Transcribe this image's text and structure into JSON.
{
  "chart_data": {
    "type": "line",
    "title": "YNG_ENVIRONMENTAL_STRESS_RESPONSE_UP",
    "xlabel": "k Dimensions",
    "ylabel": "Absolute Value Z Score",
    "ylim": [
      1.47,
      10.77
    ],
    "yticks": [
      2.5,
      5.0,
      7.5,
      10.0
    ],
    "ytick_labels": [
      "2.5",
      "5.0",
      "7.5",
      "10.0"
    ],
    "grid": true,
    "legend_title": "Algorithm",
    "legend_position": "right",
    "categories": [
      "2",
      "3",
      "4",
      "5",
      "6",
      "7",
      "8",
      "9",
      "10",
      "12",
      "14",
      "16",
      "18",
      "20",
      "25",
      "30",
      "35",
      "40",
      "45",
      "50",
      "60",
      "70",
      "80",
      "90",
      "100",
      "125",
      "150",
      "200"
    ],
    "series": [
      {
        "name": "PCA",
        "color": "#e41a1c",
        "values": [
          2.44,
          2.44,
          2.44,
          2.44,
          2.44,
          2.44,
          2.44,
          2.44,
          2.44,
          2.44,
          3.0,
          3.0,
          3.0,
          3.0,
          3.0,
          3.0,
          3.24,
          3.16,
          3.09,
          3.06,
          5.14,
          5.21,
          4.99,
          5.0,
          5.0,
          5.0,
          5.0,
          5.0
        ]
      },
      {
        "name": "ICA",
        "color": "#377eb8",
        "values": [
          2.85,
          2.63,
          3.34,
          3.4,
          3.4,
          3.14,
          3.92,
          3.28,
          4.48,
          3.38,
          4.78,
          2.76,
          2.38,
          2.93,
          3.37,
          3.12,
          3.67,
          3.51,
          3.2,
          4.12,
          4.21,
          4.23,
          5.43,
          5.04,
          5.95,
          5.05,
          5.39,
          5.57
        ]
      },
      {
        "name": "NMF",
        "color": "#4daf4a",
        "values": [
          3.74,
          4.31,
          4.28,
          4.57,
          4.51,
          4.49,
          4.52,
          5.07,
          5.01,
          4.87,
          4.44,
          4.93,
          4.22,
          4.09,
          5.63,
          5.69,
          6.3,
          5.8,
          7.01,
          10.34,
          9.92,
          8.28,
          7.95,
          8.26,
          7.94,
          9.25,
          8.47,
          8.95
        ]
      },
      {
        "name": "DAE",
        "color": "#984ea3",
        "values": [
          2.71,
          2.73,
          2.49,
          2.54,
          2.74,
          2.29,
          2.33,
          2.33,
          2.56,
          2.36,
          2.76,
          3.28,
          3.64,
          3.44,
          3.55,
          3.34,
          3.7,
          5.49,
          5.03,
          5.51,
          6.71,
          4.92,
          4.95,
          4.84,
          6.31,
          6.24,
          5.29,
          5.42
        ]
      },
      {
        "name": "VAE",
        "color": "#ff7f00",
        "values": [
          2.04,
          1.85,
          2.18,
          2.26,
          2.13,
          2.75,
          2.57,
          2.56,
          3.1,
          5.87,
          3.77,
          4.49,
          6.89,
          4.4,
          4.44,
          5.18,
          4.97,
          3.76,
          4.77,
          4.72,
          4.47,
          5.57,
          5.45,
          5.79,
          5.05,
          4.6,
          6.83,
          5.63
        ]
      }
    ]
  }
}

_To do_
The whole listing above needs to be written out again exactly.

_Reply_
Transcribe this image's text and structure into JSON.
{
  "chart_data": {
    "type": "line",
    "title": "YNG_ENVIRONMENTAL_STRESS_RESPONSE_UP",
    "xlabel": "k Dimensions",
    "ylabel": "Absolute Value Z Score",
    "ylim": [
      1.47,
      10.77
    ],
    "yticks": [
      2.5,
      5.0,
      7.5,
      10.0
    ],
    "ytick_labels": [
      "2.5",
      "5.0",
      "7.5",
      "10.0"
    ],
    "grid": true,
    "legend_title": "Algorithm",
    "legend_position": "right",
    "categories": [
      "2",
      "3",
      "4",
      "5",
      "6",
      "7",
      "8",
      "9",
      "10",
      "12",
      "14",
      "16",
      "18",
      "20",
      "25",
      "30",
      "35",
      "40",
      "45",
      "50",
      "60",
      "70",
      "80",
      "90",
      "100",
      "125",
      "150",
      "200"
    ],
    "series": [
      {
        "name": "PCA",
        "color": "#e41a1c",
        "values": [
          2.44,
          2.44,
          2.44,
          2.44,
          2.44,
          2.44,
          2.44,
          2.44,
          2.44,
          2.44,
          3.0,
          3.0,
          3.0,
          3.0,
          3.0,
          3.0,
          3.24,
          3.16,
          3.09,
          3.06,
          5.14,
          5.21,
          4.99,
          5.0,
          5.0,
          5.0,
          5.0,
          5.0
        ]
      },
      {
        "name": "ICA",
        "color": "#377eb8",
        "values": [
          2.85,
          2.63,
          3.34,
          3.4,
          3.4,
          3.14,
          3.92,
          3.28,
          4.48,
          3.38,
          4.78,
          2.76,
          2.38,
          2.93,
          3.37,
          3.12,
          3.67,
          3.51,
          3.2,
          4.12,
          4.21,
          4.23,
          5.43,
          5.04,
          5.95,
          5.05,
          5.39,
          5.57
        ]
      },
      {
        "name": "NMF",
        "color": "#4daf4a",
        "values": [
          3.74,
          4.31,
          4.28,
          4.57,
          4.51,
          4.49,
          4.52,
          5.07,
          5.01,
          4.87,
          4.44,
          4.93,
          4.22,
          4.09,
          5.63,
          5.69,
          6.3,
          5.8,
          7.01,
          10.34,
          9.92,
          8.28,
          7.95,
          8.26,
          7.94,
          9.25,
          8.47,
          8.95
        ]
      },
      {
        "name": "DAE",
        "color": "#984ea3",
        "values": [
          2.71,
          2.73,
          2.49,
          2.54,
          2.74,
          2.29,
          2.33,
          2.33,
          2.56,
          2.36,
          2.76,
          3.28,
          3.64,
          3.44,
          3.55,
          3.34,
          3.7,
          5.49,
          5.03,
          5.51,
          6.71,
          4.92,
          4.95,
          4.84,
          6.31,
          6.24,
          5.29,
          5.42
        ]
      },
      {
        "name": "VAE",
        "color": "#ff7f00",
        "values": [
          2.04,
          1.85,
          2.18,
          2.26,
          2.13,
          2.75,
          2.57,
          2.56,
          3.1,
          5.87,
          3.77,
          4.49,
          6.89,
          4.4,
          4.44,
          5.18,
          4.97,
          3.76,
          4.77,
          4.72,
          4.47,
          5.57,
          5.45,
          5.79,
          5.05,
          4.6,
          6.83,
          5.63
        ]
      }
    ]
  }
}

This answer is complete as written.